(Data excerpts)
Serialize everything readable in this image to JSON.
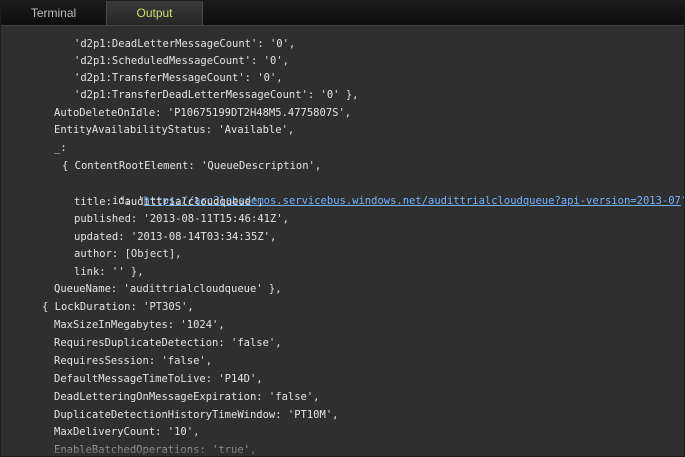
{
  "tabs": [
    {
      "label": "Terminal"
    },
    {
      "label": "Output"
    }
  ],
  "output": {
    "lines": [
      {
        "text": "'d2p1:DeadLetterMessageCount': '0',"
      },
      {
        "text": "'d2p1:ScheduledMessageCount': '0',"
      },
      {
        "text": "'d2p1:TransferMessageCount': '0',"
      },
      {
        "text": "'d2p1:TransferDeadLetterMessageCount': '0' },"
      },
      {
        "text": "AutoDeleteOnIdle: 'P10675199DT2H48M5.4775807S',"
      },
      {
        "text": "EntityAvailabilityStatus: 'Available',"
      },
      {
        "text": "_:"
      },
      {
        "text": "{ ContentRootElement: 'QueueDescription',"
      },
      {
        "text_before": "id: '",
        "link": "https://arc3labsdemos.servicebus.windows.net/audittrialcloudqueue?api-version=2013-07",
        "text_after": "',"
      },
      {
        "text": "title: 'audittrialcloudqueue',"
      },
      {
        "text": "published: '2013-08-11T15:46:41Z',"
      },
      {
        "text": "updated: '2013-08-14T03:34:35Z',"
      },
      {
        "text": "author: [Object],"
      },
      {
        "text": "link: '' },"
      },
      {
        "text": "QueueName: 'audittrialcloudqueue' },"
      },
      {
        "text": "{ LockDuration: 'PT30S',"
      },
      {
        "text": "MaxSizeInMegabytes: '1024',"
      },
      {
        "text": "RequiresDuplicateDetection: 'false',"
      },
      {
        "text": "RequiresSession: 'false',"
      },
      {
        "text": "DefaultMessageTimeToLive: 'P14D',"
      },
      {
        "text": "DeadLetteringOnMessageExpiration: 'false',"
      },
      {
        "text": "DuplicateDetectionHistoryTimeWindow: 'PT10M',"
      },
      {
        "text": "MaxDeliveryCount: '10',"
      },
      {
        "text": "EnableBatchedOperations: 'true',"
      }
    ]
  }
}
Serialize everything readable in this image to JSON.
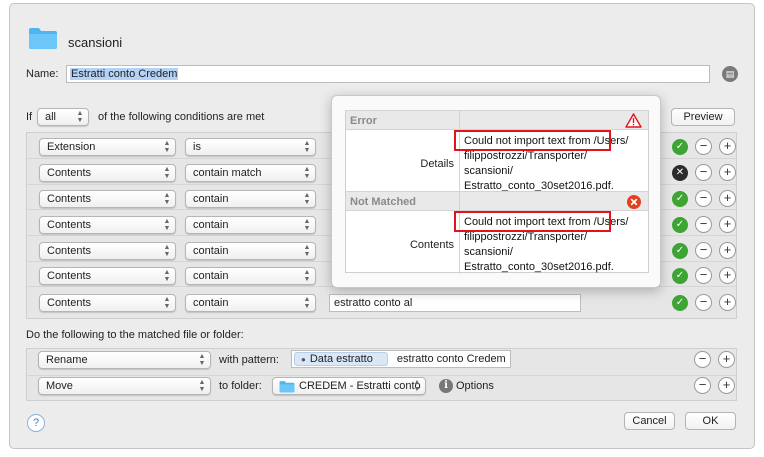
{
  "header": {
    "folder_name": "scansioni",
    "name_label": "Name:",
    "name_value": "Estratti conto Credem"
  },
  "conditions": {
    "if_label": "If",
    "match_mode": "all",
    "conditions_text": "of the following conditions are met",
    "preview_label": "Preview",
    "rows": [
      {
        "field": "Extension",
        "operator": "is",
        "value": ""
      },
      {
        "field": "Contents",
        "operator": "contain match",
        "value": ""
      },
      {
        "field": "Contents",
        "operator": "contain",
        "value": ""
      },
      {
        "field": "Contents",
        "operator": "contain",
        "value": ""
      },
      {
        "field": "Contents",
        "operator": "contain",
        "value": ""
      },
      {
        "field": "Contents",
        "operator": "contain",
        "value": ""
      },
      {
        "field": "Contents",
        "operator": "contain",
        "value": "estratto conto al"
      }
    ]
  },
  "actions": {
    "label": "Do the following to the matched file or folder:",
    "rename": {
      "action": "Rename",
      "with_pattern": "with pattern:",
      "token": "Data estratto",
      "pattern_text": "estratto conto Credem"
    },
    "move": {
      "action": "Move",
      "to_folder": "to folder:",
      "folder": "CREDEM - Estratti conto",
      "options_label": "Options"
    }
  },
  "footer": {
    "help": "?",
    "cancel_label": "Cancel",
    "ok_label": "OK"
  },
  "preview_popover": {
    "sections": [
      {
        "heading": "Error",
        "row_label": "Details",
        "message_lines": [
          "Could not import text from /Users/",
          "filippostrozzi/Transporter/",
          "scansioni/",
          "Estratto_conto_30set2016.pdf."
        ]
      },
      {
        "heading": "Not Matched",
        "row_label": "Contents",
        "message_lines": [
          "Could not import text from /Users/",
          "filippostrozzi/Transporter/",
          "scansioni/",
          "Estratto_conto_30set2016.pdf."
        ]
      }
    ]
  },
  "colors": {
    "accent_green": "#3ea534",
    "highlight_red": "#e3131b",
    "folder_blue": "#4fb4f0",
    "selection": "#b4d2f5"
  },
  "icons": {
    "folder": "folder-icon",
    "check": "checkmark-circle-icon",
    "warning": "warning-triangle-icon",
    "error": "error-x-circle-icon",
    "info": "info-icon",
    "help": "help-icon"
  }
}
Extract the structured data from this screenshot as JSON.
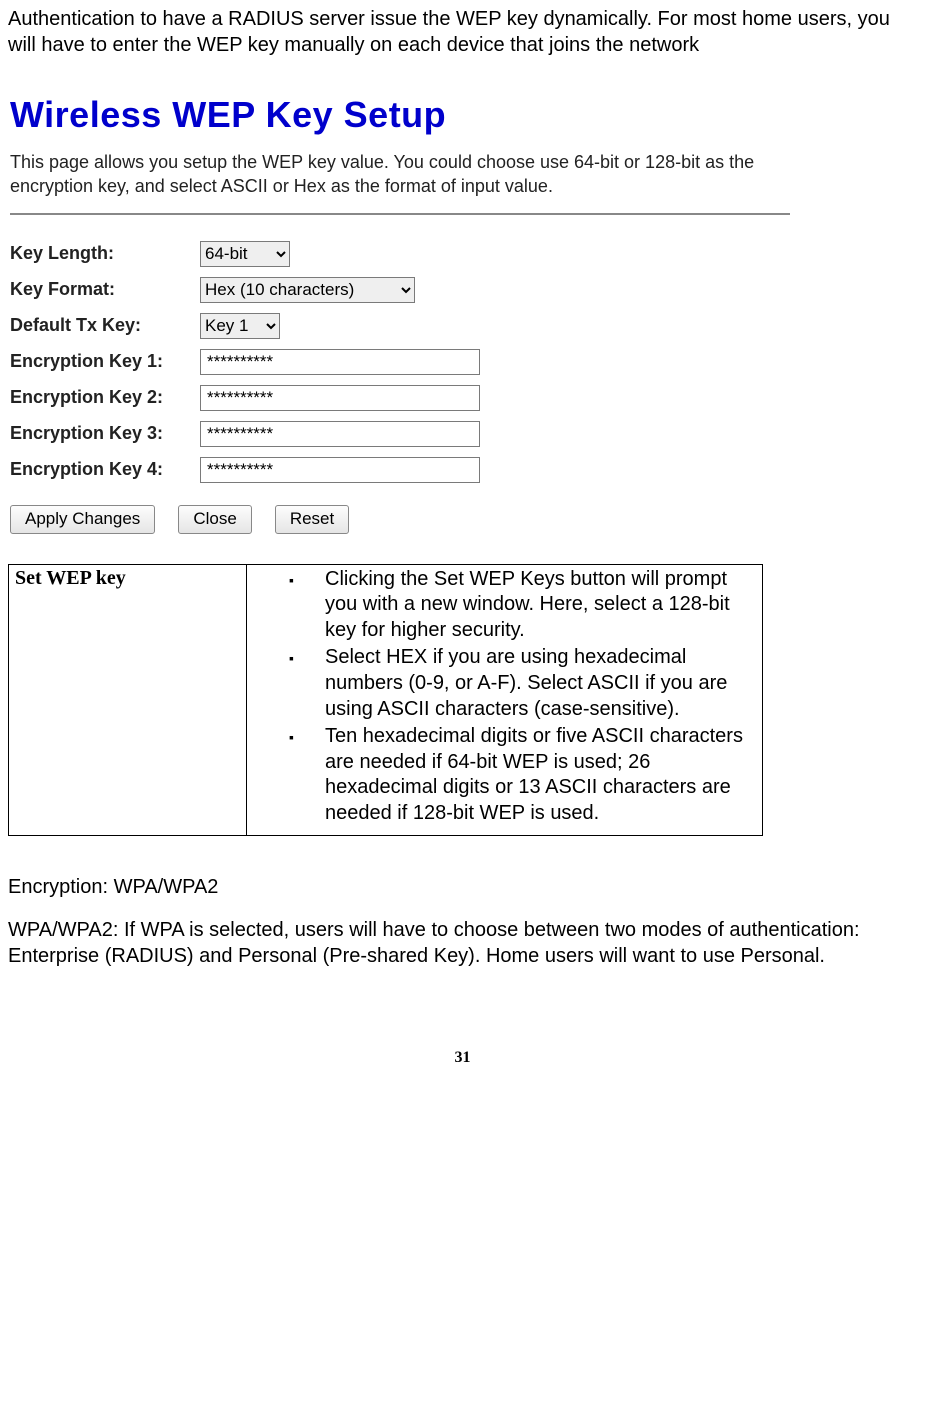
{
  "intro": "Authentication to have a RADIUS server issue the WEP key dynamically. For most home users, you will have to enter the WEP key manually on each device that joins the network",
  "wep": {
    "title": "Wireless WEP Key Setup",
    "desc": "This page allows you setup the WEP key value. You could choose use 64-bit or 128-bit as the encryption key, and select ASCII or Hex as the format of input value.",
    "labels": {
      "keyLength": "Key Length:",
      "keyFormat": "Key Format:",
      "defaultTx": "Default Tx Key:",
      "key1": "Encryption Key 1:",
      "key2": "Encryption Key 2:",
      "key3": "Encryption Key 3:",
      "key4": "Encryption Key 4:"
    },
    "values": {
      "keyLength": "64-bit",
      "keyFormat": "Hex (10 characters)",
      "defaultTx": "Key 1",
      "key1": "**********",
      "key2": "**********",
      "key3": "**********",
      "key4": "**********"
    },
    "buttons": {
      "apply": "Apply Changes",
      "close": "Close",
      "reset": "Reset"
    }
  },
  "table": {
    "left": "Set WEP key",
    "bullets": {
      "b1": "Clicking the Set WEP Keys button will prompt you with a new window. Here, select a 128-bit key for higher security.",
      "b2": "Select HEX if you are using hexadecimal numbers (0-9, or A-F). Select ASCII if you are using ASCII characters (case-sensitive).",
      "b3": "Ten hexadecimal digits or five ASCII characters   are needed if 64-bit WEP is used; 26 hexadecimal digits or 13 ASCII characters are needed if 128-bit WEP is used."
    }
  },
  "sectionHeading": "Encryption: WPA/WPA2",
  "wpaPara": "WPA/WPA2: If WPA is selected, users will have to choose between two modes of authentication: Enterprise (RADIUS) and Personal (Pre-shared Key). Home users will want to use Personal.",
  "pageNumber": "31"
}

--

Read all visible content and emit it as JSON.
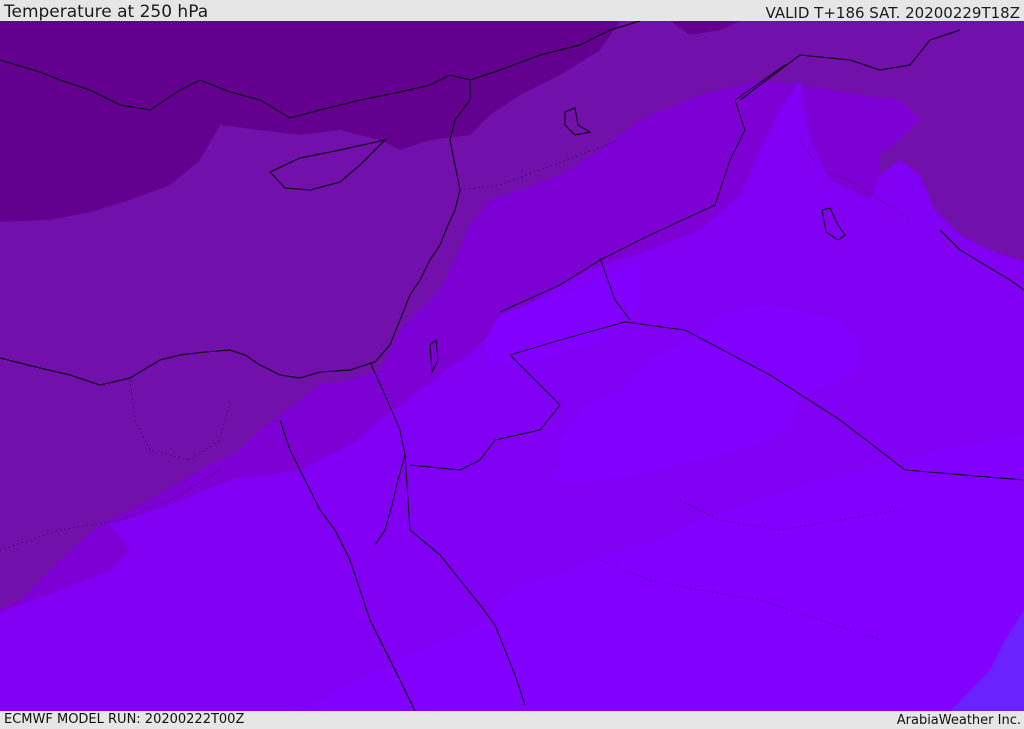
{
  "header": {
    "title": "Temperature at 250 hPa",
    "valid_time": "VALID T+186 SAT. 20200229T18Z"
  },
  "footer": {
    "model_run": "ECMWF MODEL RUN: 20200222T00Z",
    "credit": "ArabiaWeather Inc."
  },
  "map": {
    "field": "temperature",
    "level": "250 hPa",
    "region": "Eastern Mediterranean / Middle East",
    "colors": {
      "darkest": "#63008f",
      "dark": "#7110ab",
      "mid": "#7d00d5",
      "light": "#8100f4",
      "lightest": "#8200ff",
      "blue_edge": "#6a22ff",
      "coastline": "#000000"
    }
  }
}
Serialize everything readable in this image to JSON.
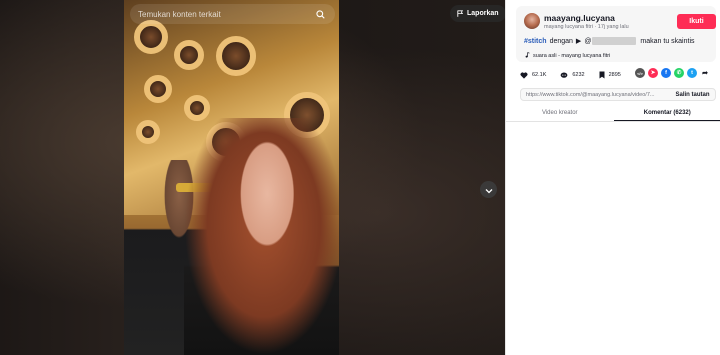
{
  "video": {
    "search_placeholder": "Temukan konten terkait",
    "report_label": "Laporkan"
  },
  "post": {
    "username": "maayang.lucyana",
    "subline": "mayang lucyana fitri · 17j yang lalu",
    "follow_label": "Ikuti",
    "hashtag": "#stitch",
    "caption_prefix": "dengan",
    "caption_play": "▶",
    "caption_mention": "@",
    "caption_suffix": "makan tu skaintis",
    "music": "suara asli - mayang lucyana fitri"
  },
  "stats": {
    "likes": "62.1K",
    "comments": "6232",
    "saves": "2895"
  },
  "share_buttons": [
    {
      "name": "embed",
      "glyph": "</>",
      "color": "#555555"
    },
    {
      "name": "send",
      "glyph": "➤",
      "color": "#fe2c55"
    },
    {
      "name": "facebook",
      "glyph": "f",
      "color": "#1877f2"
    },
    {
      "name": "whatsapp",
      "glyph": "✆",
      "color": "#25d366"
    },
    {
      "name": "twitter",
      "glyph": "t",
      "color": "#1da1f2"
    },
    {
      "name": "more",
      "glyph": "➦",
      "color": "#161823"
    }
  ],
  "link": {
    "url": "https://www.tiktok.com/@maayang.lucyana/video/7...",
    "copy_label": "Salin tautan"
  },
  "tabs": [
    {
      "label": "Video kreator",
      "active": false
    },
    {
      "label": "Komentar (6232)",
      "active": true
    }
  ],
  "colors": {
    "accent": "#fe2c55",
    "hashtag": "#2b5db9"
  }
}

...

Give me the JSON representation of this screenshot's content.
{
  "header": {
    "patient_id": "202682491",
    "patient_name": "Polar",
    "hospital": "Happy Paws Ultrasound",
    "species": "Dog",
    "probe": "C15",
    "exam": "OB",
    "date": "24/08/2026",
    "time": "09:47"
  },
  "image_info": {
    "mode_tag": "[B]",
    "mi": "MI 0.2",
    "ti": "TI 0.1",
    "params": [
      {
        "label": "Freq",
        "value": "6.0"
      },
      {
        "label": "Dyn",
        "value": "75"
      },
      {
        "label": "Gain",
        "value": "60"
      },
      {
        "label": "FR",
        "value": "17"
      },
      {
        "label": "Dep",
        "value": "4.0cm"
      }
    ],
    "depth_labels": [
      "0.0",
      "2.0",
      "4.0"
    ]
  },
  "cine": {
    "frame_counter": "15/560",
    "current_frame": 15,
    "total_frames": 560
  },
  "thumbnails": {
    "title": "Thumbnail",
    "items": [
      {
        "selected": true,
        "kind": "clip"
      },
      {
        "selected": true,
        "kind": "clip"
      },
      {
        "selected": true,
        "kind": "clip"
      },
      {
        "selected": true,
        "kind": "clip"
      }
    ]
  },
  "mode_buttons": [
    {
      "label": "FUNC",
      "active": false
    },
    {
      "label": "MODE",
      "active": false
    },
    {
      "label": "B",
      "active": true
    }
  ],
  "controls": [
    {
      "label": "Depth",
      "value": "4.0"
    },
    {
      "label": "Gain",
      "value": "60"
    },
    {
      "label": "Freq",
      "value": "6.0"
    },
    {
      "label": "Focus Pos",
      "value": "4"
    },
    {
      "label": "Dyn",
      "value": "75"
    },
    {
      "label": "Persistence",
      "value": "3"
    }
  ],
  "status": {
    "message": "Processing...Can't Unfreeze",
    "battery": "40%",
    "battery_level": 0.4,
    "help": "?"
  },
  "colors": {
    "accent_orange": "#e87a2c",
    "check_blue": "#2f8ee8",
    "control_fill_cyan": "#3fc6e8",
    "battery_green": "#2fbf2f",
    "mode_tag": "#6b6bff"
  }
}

WHAT YOU ARE ASKED TO DO:
Work through the records above line by line and count those that hold the string "conditions". Give only the result.

ANSWER IN FULL:
2